▸ Short task
Transcribe the listing in full, excluding any pictures.

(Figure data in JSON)
══════════════════════════════
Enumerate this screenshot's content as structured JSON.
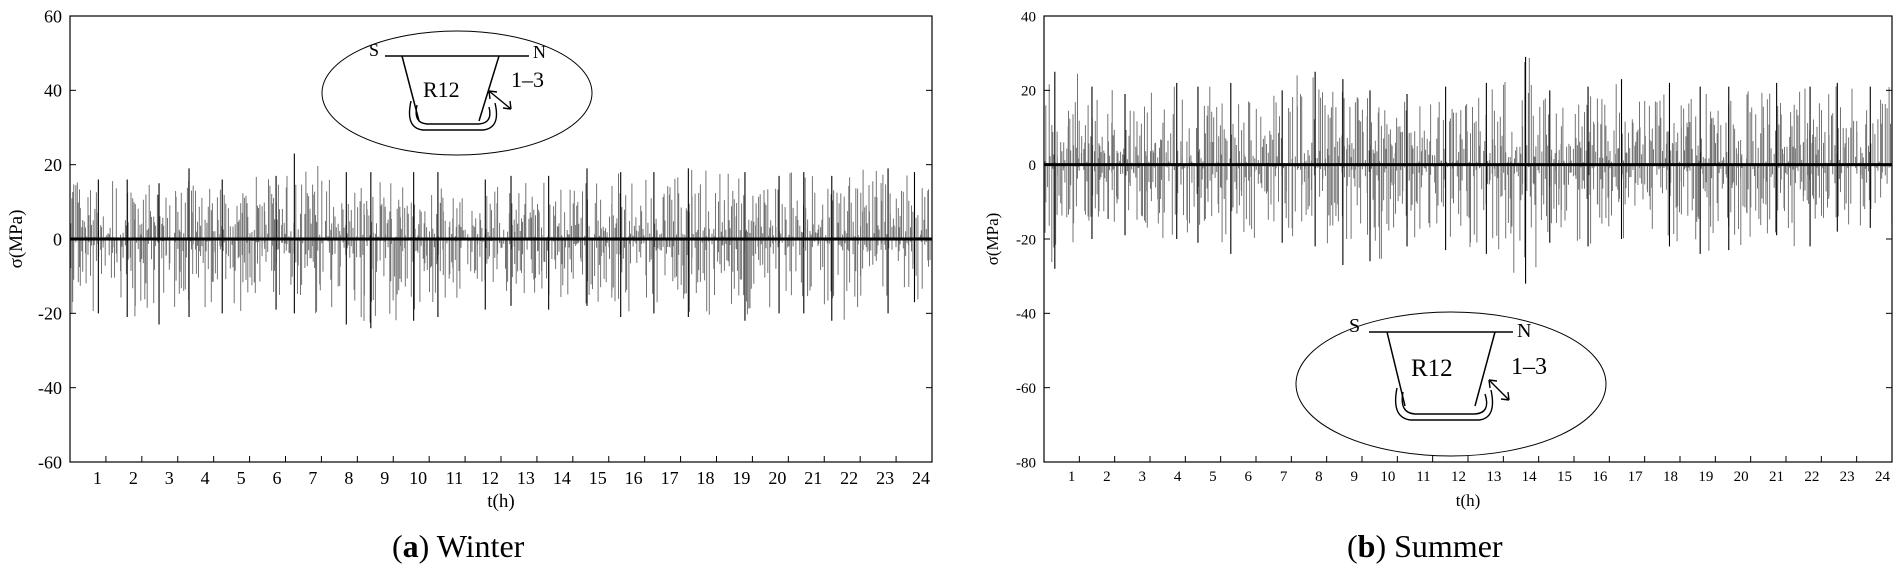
{
  "chart_data": [
    {
      "type": "line",
      "panel_letter": "a",
      "caption": "Winter",
      "xlabel": "t(h)",
      "ylabel": "σ(MPa)",
      "xlim": [
        0,
        24
      ],
      "ylim": [
        -60,
        60
      ],
      "xticks": [
        1,
        2,
        3,
        4,
        5,
        6,
        7,
        8,
        9,
        10,
        11,
        12,
        13,
        14,
        15,
        16,
        17,
        18,
        19,
        20,
        21,
        22,
        23,
        24
      ],
      "yticks": [
        -60,
        -40,
        -20,
        0,
        20,
        40,
        60
      ],
      "grid": false,
      "series_color": "#000000",
      "hourly_peaks": [
        {
          "t": 1,
          "max": 16,
          "min": -20
        },
        {
          "t": 2,
          "max": 16,
          "min": -21
        },
        {
          "t": 3,
          "max": 15,
          "min": -23
        },
        {
          "t": 4,
          "max": 19,
          "min": -21
        },
        {
          "t": 5,
          "max": 16,
          "min": -20
        },
        {
          "t": 6,
          "max": 17,
          "min": -19
        },
        {
          "t": 7,
          "max": 23,
          "min": -20
        },
        {
          "t": 8,
          "max": 18,
          "min": -23
        },
        {
          "t": 9,
          "max": 18,
          "min": -24
        },
        {
          "t": 10,
          "max": 18,
          "min": -22
        },
        {
          "t": 11,
          "max": 18,
          "min": -21
        },
        {
          "t": 12,
          "max": 16,
          "min": -19
        },
        {
          "t": 13,
          "max": 17,
          "min": -18
        },
        {
          "t": 14,
          "max": 17,
          "min": -19
        },
        {
          "t": 15,
          "max": 19,
          "min": -18
        },
        {
          "t": 16,
          "max": 18,
          "min": -21
        },
        {
          "t": 17,
          "max": 18,
          "min": -20
        },
        {
          "t": 18,
          "max": 19,
          "min": -21
        },
        {
          "t": 19,
          "max": 18,
          "min": -22
        },
        {
          "t": 20,
          "max": 17,
          "min": -20
        },
        {
          "t": 21,
          "max": 18,
          "min": -20
        },
        {
          "t": 22,
          "max": 17,
          "min": -22
        },
        {
          "t": 23,
          "max": 19,
          "min": -20
        },
        {
          "t": 24,
          "max": 18,
          "min": -17
        }
      ],
      "inset": {
        "labels": [
          "S",
          "N",
          "R12",
          "1–3"
        ]
      }
    },
    {
      "type": "line",
      "panel_letter": "b",
      "caption": "Summer",
      "xlabel": "t(h)",
      "ylabel": "σ(MPa)",
      "xlim": [
        0,
        24
      ],
      "ylim": [
        -80,
        40
      ],
      "xticks": [
        1,
        2,
        3,
        4,
        5,
        6,
        7,
        8,
        9,
        10,
        11,
        12,
        13,
        14,
        15,
        16,
        17,
        18,
        19,
        20,
        21,
        22,
        23,
        24
      ],
      "yticks": [
        -80,
        -60,
        -40,
        -20,
        0,
        20,
        40
      ],
      "grid": false,
      "series_color": "#000000",
      "hourly_peaks": [
        {
          "t": 1,
          "max": 25,
          "min": -28
        },
        {
          "t": 2,
          "max": 21,
          "min": -20
        },
        {
          "t": 3,
          "max": 19,
          "min": -19
        },
        {
          "t": 4,
          "max": 22,
          "min": -20
        },
        {
          "t": 5,
          "max": 21,
          "min": -21
        },
        {
          "t": 6,
          "max": 22,
          "min": -24
        },
        {
          "t": 7,
          "max": 20,
          "min": -21
        },
        {
          "t": 8,
          "max": 25,
          "min": -22
        },
        {
          "t": 9,
          "max": 23,
          "min": -27
        },
        {
          "t": 10,
          "max": 20,
          "min": -26
        },
        {
          "t": 11,
          "max": 19,
          "min": -22
        },
        {
          "t": 12,
          "max": 21,
          "min": -23
        },
        {
          "t": 13,
          "max": 22,
          "min": -24
        },
        {
          "t": 14,
          "max": 29,
          "min": -32
        },
        {
          "t": 15,
          "max": 20,
          "min": -21
        },
        {
          "t": 16,
          "max": 21,
          "min": -22
        },
        {
          "t": 17,
          "max": 23,
          "min": -20
        },
        {
          "t": 18,
          "max": 22,
          "min": -22
        },
        {
          "t": 19,
          "max": 21,
          "min": -24
        },
        {
          "t": 20,
          "max": 21,
          "min": -23
        },
        {
          "t": 21,
          "max": 22,
          "min": -19
        },
        {
          "t": 22,
          "max": 21,
          "min": -22
        },
        {
          "t": 23,
          "max": 22,
          "min": -18
        },
        {
          "t": 24,
          "max": 21,
          "min": -17
        }
      ],
      "inset": {
        "labels": [
          "S",
          "N",
          "R12",
          "1–3"
        ]
      }
    }
  ]
}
══════════════════════════════
▸ Answer to the task
Enumerate this screenshot's content as structured JSON.
{
  "chart_data": [
    {
      "type": "line",
      "panel_letter": "a",
      "caption": "Winter",
      "xlabel": "t(h)",
      "ylabel": "σ(MPa)",
      "xlim": [
        0,
        24
      ],
      "ylim": [
        -60,
        60
      ],
      "xticks": [
        1,
        2,
        3,
        4,
        5,
        6,
        7,
        8,
        9,
        10,
        11,
        12,
        13,
        14,
        15,
        16,
        17,
        18,
        19,
        20,
        21,
        22,
        23,
        24
      ],
      "yticks": [
        -60,
        -40,
        -20,
        0,
        20,
        40,
        60
      ],
      "grid": false,
      "series_color": "#000000",
      "hourly_peaks": [
        {
          "t": 1,
          "max": 16,
          "min": -20
        },
        {
          "t": 2,
          "max": 16,
          "min": -21
        },
        {
          "t": 3,
          "max": 15,
          "min": -23
        },
        {
          "t": 4,
          "max": 19,
          "min": -21
        },
        {
          "t": 5,
          "max": 16,
          "min": -20
        },
        {
          "t": 6,
          "max": 17,
          "min": -19
        },
        {
          "t": 7,
          "max": 23,
          "min": -20
        },
        {
          "t": 8,
          "max": 18,
          "min": -23
        },
        {
          "t": 9,
          "max": 18,
          "min": -24
        },
        {
          "t": 10,
          "max": 18,
          "min": -22
        },
        {
          "t": 11,
          "max": 18,
          "min": -21
        },
        {
          "t": 12,
          "max": 16,
          "min": -19
        },
        {
          "t": 13,
          "max": 17,
          "min": -18
        },
        {
          "t": 14,
          "max": 17,
          "min": -19
        },
        {
          "t": 15,
          "max": 19,
          "min": -18
        },
        {
          "t": 16,
          "max": 18,
          "min": -21
        },
        {
          "t": 17,
          "max": 18,
          "min": -20
        },
        {
          "t": 18,
          "max": 19,
          "min": -21
        },
        {
          "t": 19,
          "max": 18,
          "min": -22
        },
        {
          "t": 20,
          "max": 17,
          "min": -20
        },
        {
          "t": 21,
          "max": 18,
          "min": -20
        },
        {
          "t": 22,
          "max": 17,
          "min": -22
        },
        {
          "t": 23,
          "max": 19,
          "min": -20
        },
        {
          "t": 24,
          "max": 18,
          "min": -17
        }
      ],
      "inset": {
        "labels": [
          "S",
          "N",
          "R12",
          "1–3"
        ]
      }
    },
    {
      "type": "line",
      "panel_letter": "b",
      "caption": "Summer",
      "xlabel": "t(h)",
      "ylabel": "σ(MPa)",
      "xlim": [
        0,
        24
      ],
      "ylim": [
        -80,
        40
      ],
      "xticks": [
        1,
        2,
        3,
        4,
        5,
        6,
        7,
        8,
        9,
        10,
        11,
        12,
        13,
        14,
        15,
        16,
        17,
        18,
        19,
        20,
        21,
        22,
        23,
        24
      ],
      "yticks": [
        -80,
        -60,
        -40,
        -20,
        0,
        20,
        40
      ],
      "grid": false,
      "series_color": "#000000",
      "hourly_peaks": [
        {
          "t": 1,
          "max": 25,
          "min": -28
        },
        {
          "t": 2,
          "max": 21,
          "min": -20
        },
        {
          "t": 3,
          "max": 19,
          "min": -19
        },
        {
          "t": 4,
          "max": 22,
          "min": -20
        },
        {
          "t": 5,
          "max": 21,
          "min": -21
        },
        {
          "t": 6,
          "max": 22,
          "min": -24
        },
        {
          "t": 7,
          "max": 20,
          "min": -21
        },
        {
          "t": 8,
          "max": 25,
          "min": -22
        },
        {
          "t": 9,
          "max": 23,
          "min": -27
        },
        {
          "t": 10,
          "max": 20,
          "min": -26
        },
        {
          "t": 11,
          "max": 19,
          "min": -22
        },
        {
          "t": 12,
          "max": 21,
          "min": -23
        },
        {
          "t": 13,
          "max": 22,
          "min": -24
        },
        {
          "t": 14,
          "max": 29,
          "min": -32
        },
        {
          "t": 15,
          "max": 20,
          "min": -21
        },
        {
          "t": 16,
          "max": 21,
          "min": -22
        },
        {
          "t": 17,
          "max": 23,
          "min": -20
        },
        {
          "t": 18,
          "max": 22,
          "min": -22
        },
        {
          "t": 19,
          "max": 21,
          "min": -24
        },
        {
          "t": 20,
          "max": 21,
          "min": -23
        },
        {
          "t": 21,
          "max": 22,
          "min": -19
        },
        {
          "t": 22,
          "max": 21,
          "min": -22
        },
        {
          "t": 23,
          "max": 22,
          "min": -18
        },
        {
          "t": 24,
          "max": 21,
          "min": -17
        }
      ],
      "inset": {
        "labels": [
          "S",
          "N",
          "R12",
          "1–3"
        ]
      }
    }
  ]
}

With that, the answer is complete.